= SHORT TASK =
Word for word, transcribe the lines below and drop the pictures.

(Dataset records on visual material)

--------

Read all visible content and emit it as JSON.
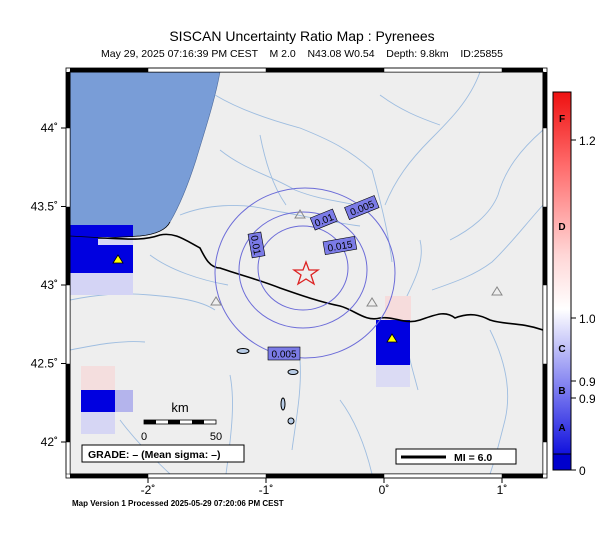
{
  "title": "SISCAN Uncertainty Ratio Map : Pyrenees",
  "subtitle": "May 29, 2025 07:16:39 PM CEST    M 2.0    N43.08 W0.54    Depth: 9.8km    ID:25855",
  "footer": "Map Version 1 Processed 2025-05-29 07:20:06 PM CEST",
  "x_axis": {
    "ticks": [
      {
        "value": -2,
        "label": "-2˚"
      },
      {
        "value": -1,
        "label": "-1˚"
      },
      {
        "value": 0,
        "label": "0˚"
      },
      {
        "value": 1,
        "label": "1˚"
      }
    ]
  },
  "y_axis": {
    "ticks": [
      {
        "value": 44,
        "label": "44˚"
      },
      {
        "value": 43.5,
        "label": "43.5˚"
      },
      {
        "value": 43,
        "label": "43˚"
      },
      {
        "value": 42.5,
        "label": "42.5˚"
      },
      {
        "value": 42,
        "label": "42˚"
      }
    ]
  },
  "contour_labels": [
    "0.005",
    "0.01",
    "0.015",
    "0.01",
    "0.005"
  ],
  "scale_bar": {
    "unit": "km",
    "labels": [
      "0",
      "50"
    ]
  },
  "grade_box": "GRADE: – (Mean sigma: –)",
  "mmi_legend": "MI = 6.0",
  "colorbar": {
    "grade_letters": [
      "F",
      "D",
      "C",
      "B",
      "A"
    ],
    "values": [
      "1.2",
      "1.0",
      "0.9",
      "0.9",
      "0"
    ]
  },
  "colors": {
    "ocean": "#799dd7",
    "land": "#eeeeee",
    "rivers": "#9ebde0",
    "contour": "#6c6cd8",
    "contour_label_bg": "#7b7be6",
    "epicenter": "#dd2222",
    "high": "#0000e0"
  },
  "icons": {
    "epicenter": "star-outline",
    "station": "triangle",
    "active_station": "yellow-triangle"
  }
}
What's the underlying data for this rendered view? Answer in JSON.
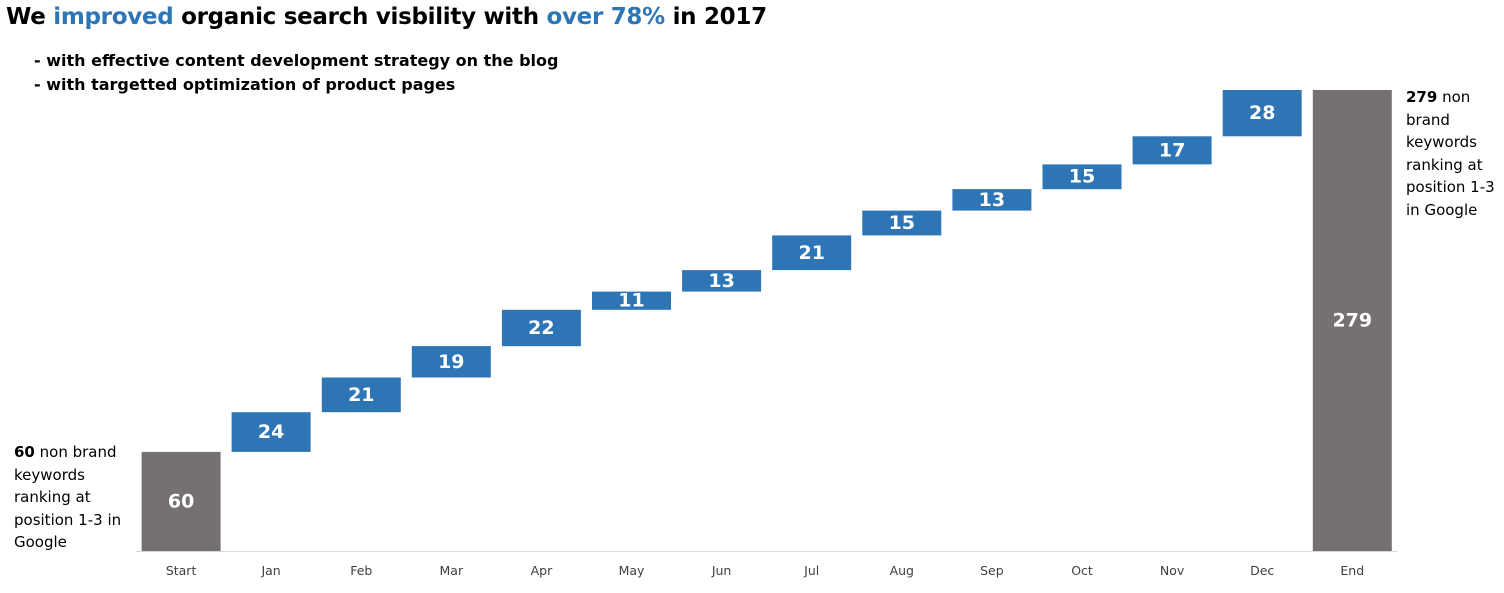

--------

= THE RESPONSE =
Read all visible content and emit it as JSON.
{
  "title": "SISCAN Uncertainty Ratio Map : Pyrenees",
  "subtitle": "May 29, 2025 07:16:39 PM CEST    M 2.0    N43.08 W0.54    Depth: 9.8km    ID:25855",
  "footer": "Map Version 1 Processed 2025-05-29 07:20:06 PM CEST",
  "x_axis": {
    "ticks": [
      {
        "value": -2,
        "label": "-2˚"
      },
      {
        "value": -1,
        "label": "-1˚"
      },
      {
        "value": 0,
        "label": "0˚"
      },
      {
        "value": 1,
        "label": "1˚"
      }
    ]
  },
  "y_axis": {
    "ticks": [
      {
        "value": 44,
        "label": "44˚"
      },
      {
        "value": 43.5,
        "label": "43.5˚"
      },
      {
        "value": 43,
        "label": "43˚"
      },
      {
        "value": 42.5,
        "label": "42.5˚"
      },
      {
        "value": 42,
        "label": "42˚"
      }
    ]
  },
  "contour_labels": [
    "0.005",
    "0.01",
    "0.015",
    "0.01",
    "0.005"
  ],
  "scale_bar": {
    "unit": "km",
    "labels": [
      "0",
      "50"
    ]
  },
  "grade_box": "GRADE: – (Mean sigma: –)",
  "mmi_legend": "MI = 6.0",
  "colorbar": {
    "grade_letters": [
      "F",
      "D",
      "C",
      "B",
      "A"
    ],
    "values": [
      "1.2",
      "1.0",
      "0.9",
      "0.9",
      "0"
    ]
  },
  "colors": {
    "ocean": "#799dd7",
    "land": "#eeeeee",
    "rivers": "#9ebde0",
    "contour": "#6c6cd8",
    "contour_label_bg": "#7b7be6",
    "epicenter": "#dd2222",
    "high": "#0000e0"
  },
  "icons": {
    "epicenter": "star-outline",
    "station": "triangle",
    "active_station": "yellow-triangle"
  }
}
What's the underlying data for this rendered view? Answer in JSON.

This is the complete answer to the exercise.